[Figure collection entries]
begin
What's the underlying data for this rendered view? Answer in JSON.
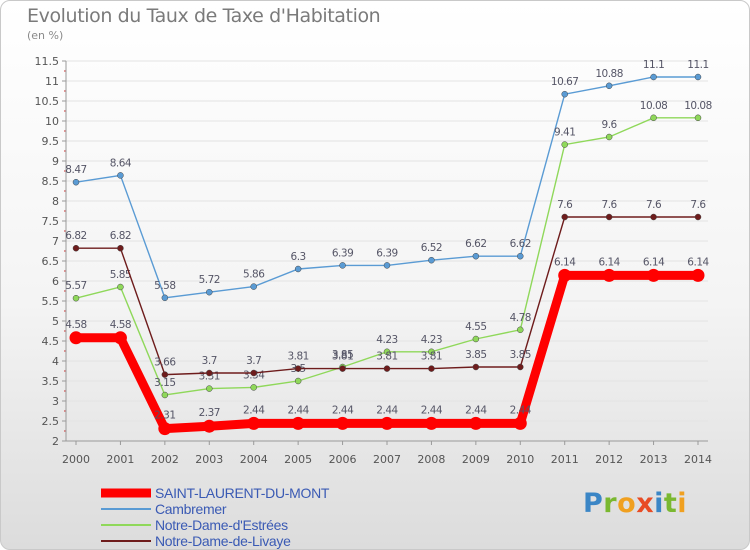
{
  "header": {
    "title": "Evolution du Taux de Taxe d'Habitation",
    "subtitle": "(en %)"
  },
  "colors": {
    "axis": "#999999",
    "grid": "#e3e3e3",
    "tick_text": "#555555",
    "label_text": "#555566",
    "legend_text": "#3a5ab4"
  },
  "logo": {
    "text": "Proxiti",
    "letters": [
      "P",
      "r",
      "o",
      "x",
      "i",
      "t",
      "i"
    ],
    "colors": [
      "#3b86c6",
      "#7ab830",
      "#f0a020",
      "#e84c25",
      "#3b86c6",
      "#7ab830",
      "#f0a020"
    ]
  },
  "chart_data": {
    "type": "line",
    "title": "Evolution du Taux de Taxe d'Habitation",
    "subtitle": "(en %)",
    "xlabel": "",
    "ylabel": "",
    "ylim": [
      2,
      11.5
    ],
    "yticks": [
      "2",
      "2.5",
      "3",
      "3.5",
      "4",
      "4.5",
      "5",
      "5.5",
      "6",
      "6.5",
      "7",
      "7.5",
      "8",
      "8.5",
      "9",
      "9.5",
      "10",
      "10.5",
      "11",
      "11.5"
    ],
    "grid": true,
    "legend_position": "bottom-left",
    "x": [
      "2000",
      "2001",
      "2002",
      "2003",
      "2004",
      "2005",
      "2006",
      "2007",
      "2008",
      "2009",
      "2010",
      "2011",
      "2012",
      "2013",
      "2014"
    ],
    "series": [
      {
        "name": "SAINT-LAURENT-DU-MONT",
        "color": "#ff0000",
        "values": [
          4.58,
          4.58,
          2.31,
          2.37,
          2.44,
          2.44,
          2.44,
          2.44,
          2.44,
          2.44,
          2.44,
          6.14,
          6.14,
          6.14,
          6.14
        ],
        "labels": [
          "4.58",
          "4.58",
          "2.31",
          "2.37",
          "2.44",
          "2.44",
          "2.44",
          "2.44",
          "2.44",
          "2.44",
          "2.44",
          "6.14",
          "6.14",
          "6.14",
          "6.14"
        ]
      },
      {
        "name": "Cambremer",
        "color": "#5a9bd4",
        "values": [
          8.47,
          8.64,
          5.58,
          5.72,
          5.86,
          6.3,
          6.39,
          6.39,
          6.52,
          6.62,
          6.62,
          10.67,
          10.88,
          11.1,
          11.1
        ],
        "labels": [
          "8.47",
          "8.64",
          "5.58",
          "5.72",
          "5.86",
          "6.3",
          "6.39",
          "6.39",
          "6.52",
          "6.62",
          "6.62",
          "10.67",
          "10.88",
          "11.1",
          "11.1"
        ]
      },
      {
        "name": "Notre-Dame-d'Estrées",
        "color": "#8fd85a",
        "values": [
          5.57,
          5.85,
          3.15,
          3.31,
          3.34,
          3.5,
          3.85,
          4.23,
          4.23,
          4.55,
          4.78,
          9.41,
          9.6,
          10.08,
          10.08
        ],
        "labels": [
          "5.57",
          "5.85",
          "3.15",
          "3.31",
          "3.34",
          "3.5",
          "3.85",
          "4.23",
          "4.23",
          "4.55",
          "4.78",
          "9.41",
          "9.6",
          "10.08",
          "10.08"
        ]
      },
      {
        "name": "Notre-Dame-de-Livaye",
        "color": "#6e1c1c",
        "values": [
          6.82,
          6.82,
          3.66,
          3.7,
          3.7,
          3.81,
          3.81,
          3.81,
          3.81,
          3.85,
          3.85,
          7.6,
          7.6,
          7.6,
          7.6
        ],
        "labels": [
          "6.82",
          "6.82",
          "3.66",
          "3.7",
          "3.7",
          "3.81",
          "3.81",
          "3.81",
          "3.81",
          "3.85",
          "3.85",
          "7.6",
          "7.6",
          "7.6",
          "7.6"
        ]
      }
    ]
  }
}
end
◆ OBJECTIVE ◆
Copy the records above exactly, leaving out every picture.

◆ TASK ANSWER ◆
What's the underlying data for this rendered view? Answer in JSON.
{
  "header": {
    "title": "Evolution du Taux de Taxe d'Habitation",
    "subtitle": "(en %)"
  },
  "colors": {
    "axis": "#999999",
    "grid": "#e3e3e3",
    "tick_text": "#555555",
    "label_text": "#555566",
    "legend_text": "#3a5ab4"
  },
  "logo": {
    "text": "Proxiti",
    "letters": [
      "P",
      "r",
      "o",
      "x",
      "i",
      "t",
      "i"
    ],
    "colors": [
      "#3b86c6",
      "#7ab830",
      "#f0a020",
      "#e84c25",
      "#3b86c6",
      "#7ab830",
      "#f0a020"
    ]
  },
  "chart_data": {
    "type": "line",
    "title": "Evolution du Taux de Taxe d'Habitation",
    "subtitle": "(en %)",
    "xlabel": "",
    "ylabel": "",
    "ylim": [
      2,
      11.5
    ],
    "yticks": [
      "2",
      "2.5",
      "3",
      "3.5",
      "4",
      "4.5",
      "5",
      "5.5",
      "6",
      "6.5",
      "7",
      "7.5",
      "8",
      "8.5",
      "9",
      "9.5",
      "10",
      "10.5",
      "11",
      "11.5"
    ],
    "grid": true,
    "legend_position": "bottom-left",
    "x": [
      "2000",
      "2001",
      "2002",
      "2003",
      "2004",
      "2005",
      "2006",
      "2007",
      "2008",
      "2009",
      "2010",
      "2011",
      "2012",
      "2013",
      "2014"
    ],
    "series": [
      {
        "name": "SAINT-LAURENT-DU-MONT",
        "color": "#ff0000",
        "values": [
          4.58,
          4.58,
          2.31,
          2.37,
          2.44,
          2.44,
          2.44,
          2.44,
          2.44,
          2.44,
          2.44,
          6.14,
          6.14,
          6.14,
          6.14
        ],
        "labels": [
          "4.58",
          "4.58",
          "2.31",
          "2.37",
          "2.44",
          "2.44",
          "2.44",
          "2.44",
          "2.44",
          "2.44",
          "2.44",
          "6.14",
          "6.14",
          "6.14",
          "6.14"
        ]
      },
      {
        "name": "Cambremer",
        "color": "#5a9bd4",
        "values": [
          8.47,
          8.64,
          5.58,
          5.72,
          5.86,
          6.3,
          6.39,
          6.39,
          6.52,
          6.62,
          6.62,
          10.67,
          10.88,
          11.1,
          11.1
        ],
        "labels": [
          "8.47",
          "8.64",
          "5.58",
          "5.72",
          "5.86",
          "6.3",
          "6.39",
          "6.39",
          "6.52",
          "6.62",
          "6.62",
          "10.67",
          "10.88",
          "11.1",
          "11.1"
        ]
      },
      {
        "name": "Notre-Dame-d'Estrées",
        "color": "#8fd85a",
        "values": [
          5.57,
          5.85,
          3.15,
          3.31,
          3.34,
          3.5,
          3.85,
          4.23,
          4.23,
          4.55,
          4.78,
          9.41,
          9.6,
          10.08,
          10.08
        ],
        "labels": [
          "5.57",
          "5.85",
          "3.15",
          "3.31",
          "3.34",
          "3.5",
          "3.85",
          "4.23",
          "4.23",
          "4.55",
          "4.78",
          "9.41",
          "9.6",
          "10.08",
          "10.08"
        ]
      },
      {
        "name": "Notre-Dame-de-Livaye",
        "color": "#6e1c1c",
        "values": [
          6.82,
          6.82,
          3.66,
          3.7,
          3.7,
          3.81,
          3.81,
          3.81,
          3.81,
          3.85,
          3.85,
          7.6,
          7.6,
          7.6,
          7.6
        ],
        "labels": [
          "6.82",
          "6.82",
          "3.66",
          "3.7",
          "3.7",
          "3.81",
          "3.81",
          "3.81",
          "3.81",
          "3.85",
          "3.85",
          "7.6",
          "7.6",
          "7.6",
          "7.6"
        ]
      }
    ]
  }
}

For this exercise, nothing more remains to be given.